# Requirement:
Copy each line that contains the word "person".

---------- Records for the task

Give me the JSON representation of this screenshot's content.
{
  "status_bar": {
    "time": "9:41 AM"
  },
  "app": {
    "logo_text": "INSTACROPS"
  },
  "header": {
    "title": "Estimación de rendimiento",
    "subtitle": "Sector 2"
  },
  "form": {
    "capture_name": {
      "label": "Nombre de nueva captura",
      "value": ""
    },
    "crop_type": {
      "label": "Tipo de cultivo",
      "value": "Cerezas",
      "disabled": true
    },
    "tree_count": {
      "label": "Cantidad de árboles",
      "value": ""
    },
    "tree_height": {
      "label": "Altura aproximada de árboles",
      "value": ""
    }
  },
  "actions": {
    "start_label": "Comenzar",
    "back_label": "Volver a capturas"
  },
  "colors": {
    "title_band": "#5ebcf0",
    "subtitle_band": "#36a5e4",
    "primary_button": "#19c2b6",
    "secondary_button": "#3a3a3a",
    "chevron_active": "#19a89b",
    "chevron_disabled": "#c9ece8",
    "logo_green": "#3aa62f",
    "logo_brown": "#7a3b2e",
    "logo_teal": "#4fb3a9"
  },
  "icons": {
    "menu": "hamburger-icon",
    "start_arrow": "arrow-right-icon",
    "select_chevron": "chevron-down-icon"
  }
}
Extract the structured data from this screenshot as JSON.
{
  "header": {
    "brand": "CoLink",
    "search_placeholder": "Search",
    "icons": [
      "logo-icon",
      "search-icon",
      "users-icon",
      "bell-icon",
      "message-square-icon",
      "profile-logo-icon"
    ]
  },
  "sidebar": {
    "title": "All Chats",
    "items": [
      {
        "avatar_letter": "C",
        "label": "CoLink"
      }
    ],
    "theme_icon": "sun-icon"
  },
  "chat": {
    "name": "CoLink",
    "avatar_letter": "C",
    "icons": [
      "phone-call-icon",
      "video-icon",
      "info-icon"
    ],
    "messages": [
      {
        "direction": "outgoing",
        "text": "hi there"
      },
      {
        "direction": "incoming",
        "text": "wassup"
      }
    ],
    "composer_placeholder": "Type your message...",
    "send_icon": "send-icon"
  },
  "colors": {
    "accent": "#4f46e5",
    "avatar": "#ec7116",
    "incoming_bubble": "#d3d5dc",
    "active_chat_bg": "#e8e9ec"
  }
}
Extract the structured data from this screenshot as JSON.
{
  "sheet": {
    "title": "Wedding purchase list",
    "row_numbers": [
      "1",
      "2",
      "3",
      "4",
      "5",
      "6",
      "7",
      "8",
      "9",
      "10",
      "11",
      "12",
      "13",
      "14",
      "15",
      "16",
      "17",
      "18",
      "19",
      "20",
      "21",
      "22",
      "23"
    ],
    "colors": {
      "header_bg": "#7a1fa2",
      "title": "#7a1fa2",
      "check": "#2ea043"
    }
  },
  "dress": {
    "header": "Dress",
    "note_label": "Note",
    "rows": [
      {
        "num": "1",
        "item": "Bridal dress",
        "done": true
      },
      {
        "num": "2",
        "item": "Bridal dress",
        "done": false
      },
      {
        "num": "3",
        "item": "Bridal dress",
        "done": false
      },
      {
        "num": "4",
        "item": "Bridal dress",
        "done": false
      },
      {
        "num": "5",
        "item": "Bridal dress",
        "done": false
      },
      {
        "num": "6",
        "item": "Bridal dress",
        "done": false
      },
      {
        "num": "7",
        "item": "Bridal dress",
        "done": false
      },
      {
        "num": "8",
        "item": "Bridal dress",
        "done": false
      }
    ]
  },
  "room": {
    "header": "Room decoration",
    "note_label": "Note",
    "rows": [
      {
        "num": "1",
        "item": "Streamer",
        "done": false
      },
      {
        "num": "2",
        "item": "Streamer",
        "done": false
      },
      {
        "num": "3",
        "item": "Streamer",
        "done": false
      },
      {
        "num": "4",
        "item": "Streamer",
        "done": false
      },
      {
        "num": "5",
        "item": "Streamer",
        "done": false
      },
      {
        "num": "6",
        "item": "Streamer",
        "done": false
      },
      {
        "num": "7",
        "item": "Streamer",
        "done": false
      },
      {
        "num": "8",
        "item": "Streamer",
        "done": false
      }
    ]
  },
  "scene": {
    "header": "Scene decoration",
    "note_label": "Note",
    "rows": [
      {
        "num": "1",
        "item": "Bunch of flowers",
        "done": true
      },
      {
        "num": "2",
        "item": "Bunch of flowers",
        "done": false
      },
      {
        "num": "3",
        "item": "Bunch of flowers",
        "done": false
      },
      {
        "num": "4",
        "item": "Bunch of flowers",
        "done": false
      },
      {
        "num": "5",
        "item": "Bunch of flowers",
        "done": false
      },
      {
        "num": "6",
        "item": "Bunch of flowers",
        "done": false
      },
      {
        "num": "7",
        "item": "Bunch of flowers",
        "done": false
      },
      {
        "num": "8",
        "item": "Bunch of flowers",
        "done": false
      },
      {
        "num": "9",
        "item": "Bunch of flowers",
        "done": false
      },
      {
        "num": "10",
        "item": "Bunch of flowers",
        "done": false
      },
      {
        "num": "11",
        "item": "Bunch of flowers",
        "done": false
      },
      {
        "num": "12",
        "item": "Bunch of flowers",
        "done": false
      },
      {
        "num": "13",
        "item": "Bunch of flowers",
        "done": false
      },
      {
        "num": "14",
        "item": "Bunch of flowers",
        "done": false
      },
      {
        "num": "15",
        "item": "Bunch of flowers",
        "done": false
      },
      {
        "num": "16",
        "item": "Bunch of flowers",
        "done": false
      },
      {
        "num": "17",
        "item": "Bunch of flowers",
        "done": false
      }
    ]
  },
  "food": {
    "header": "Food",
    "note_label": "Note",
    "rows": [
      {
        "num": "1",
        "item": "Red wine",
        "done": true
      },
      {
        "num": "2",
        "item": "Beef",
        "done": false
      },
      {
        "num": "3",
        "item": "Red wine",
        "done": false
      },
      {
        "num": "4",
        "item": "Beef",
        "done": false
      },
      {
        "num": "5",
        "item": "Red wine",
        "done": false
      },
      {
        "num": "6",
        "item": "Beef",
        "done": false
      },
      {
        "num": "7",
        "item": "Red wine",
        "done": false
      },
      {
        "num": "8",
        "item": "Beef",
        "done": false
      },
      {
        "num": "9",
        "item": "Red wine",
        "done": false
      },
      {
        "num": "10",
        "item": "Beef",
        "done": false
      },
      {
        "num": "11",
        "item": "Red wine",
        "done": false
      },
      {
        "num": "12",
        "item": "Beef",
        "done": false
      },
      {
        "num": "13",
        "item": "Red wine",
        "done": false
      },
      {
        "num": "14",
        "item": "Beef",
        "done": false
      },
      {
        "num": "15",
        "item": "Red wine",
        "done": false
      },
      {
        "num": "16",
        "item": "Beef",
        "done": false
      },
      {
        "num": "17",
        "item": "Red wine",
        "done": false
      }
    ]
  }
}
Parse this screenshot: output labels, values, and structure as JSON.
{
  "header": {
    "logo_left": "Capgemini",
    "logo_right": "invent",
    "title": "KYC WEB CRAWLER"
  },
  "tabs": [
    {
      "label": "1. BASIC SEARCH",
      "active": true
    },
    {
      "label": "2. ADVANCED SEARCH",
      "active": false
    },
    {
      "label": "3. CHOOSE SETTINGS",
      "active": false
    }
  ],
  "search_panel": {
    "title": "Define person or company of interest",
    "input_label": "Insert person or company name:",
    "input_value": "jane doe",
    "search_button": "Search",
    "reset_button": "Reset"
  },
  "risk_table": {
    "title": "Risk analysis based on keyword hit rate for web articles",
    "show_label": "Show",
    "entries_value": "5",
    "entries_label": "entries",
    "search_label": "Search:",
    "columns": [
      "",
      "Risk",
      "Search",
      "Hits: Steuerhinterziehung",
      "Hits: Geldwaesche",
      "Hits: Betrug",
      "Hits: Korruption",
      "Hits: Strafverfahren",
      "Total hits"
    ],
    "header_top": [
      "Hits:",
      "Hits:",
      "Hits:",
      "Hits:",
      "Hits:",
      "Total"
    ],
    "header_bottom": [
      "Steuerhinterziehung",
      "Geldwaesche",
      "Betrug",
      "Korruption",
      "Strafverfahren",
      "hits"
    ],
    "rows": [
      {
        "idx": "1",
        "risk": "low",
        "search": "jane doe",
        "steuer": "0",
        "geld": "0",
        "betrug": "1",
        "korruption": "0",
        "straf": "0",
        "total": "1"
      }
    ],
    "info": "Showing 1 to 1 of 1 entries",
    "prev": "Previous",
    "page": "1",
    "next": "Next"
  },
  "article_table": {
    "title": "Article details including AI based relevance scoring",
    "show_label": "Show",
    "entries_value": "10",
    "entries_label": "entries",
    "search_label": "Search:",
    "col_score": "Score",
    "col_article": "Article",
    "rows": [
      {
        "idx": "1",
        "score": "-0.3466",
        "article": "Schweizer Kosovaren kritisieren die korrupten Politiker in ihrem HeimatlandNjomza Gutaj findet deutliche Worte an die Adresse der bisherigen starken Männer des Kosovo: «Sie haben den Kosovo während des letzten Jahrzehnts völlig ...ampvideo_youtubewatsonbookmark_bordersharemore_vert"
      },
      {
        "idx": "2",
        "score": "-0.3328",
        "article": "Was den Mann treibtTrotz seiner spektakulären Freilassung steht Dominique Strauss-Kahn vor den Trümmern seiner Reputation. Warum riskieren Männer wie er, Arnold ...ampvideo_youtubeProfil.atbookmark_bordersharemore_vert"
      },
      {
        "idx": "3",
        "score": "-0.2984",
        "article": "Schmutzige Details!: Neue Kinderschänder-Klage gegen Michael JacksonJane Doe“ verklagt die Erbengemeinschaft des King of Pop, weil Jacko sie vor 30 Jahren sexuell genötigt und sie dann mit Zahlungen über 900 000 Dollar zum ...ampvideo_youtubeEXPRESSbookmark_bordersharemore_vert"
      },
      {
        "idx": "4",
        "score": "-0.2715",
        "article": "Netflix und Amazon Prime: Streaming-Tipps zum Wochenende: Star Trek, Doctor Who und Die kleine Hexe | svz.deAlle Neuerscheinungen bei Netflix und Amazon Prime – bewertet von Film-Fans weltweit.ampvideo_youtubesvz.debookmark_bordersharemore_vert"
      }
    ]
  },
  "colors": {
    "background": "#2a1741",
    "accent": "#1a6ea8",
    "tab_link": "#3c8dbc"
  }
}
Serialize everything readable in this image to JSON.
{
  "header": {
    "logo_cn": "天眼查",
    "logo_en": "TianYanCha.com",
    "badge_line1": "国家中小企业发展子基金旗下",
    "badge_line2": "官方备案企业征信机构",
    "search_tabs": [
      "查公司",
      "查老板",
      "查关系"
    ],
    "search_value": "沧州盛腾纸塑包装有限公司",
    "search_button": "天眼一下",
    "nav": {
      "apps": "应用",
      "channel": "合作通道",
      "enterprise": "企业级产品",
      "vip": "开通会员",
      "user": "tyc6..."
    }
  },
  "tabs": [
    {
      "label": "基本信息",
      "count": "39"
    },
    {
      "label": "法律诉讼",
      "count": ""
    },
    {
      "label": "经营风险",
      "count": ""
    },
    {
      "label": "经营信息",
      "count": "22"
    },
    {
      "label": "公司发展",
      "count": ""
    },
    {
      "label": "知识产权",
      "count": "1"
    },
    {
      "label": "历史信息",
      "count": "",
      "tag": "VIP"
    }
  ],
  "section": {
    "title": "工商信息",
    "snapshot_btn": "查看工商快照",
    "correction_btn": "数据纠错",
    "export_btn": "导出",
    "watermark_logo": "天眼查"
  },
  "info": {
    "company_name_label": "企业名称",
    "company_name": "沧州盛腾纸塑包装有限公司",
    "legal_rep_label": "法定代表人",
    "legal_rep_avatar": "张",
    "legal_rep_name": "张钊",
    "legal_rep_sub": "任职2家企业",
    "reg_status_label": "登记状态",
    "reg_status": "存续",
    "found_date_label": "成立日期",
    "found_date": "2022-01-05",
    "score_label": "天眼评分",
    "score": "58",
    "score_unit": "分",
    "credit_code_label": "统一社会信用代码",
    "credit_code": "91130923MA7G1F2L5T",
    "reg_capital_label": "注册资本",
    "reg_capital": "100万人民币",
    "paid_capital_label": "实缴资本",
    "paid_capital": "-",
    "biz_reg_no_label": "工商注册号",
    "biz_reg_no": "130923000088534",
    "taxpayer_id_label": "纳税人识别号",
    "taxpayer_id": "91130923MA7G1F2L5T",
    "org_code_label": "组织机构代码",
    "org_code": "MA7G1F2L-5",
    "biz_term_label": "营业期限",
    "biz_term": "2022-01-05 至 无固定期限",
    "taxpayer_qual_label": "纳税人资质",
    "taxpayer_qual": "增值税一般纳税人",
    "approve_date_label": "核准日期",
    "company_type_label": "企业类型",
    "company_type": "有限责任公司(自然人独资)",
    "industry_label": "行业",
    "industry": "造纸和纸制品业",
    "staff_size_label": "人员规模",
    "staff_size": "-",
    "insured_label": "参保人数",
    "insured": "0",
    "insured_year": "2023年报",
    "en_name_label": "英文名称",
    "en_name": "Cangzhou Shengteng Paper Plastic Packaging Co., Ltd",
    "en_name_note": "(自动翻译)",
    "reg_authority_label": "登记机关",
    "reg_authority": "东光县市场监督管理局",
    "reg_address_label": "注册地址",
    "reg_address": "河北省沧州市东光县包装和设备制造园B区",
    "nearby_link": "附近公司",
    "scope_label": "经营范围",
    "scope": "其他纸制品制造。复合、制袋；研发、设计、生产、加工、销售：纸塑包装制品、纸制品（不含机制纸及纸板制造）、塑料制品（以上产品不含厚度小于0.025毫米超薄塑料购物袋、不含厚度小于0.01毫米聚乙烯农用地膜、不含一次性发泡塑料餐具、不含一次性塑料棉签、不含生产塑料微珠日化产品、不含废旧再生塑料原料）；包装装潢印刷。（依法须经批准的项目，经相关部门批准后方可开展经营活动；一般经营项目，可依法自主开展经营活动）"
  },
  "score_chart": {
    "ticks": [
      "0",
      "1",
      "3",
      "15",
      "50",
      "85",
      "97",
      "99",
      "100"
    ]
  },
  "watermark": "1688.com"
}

--------------------

# The output:
    "title": "Define person or company of interest",
    "input_label": "Insert person or company name:",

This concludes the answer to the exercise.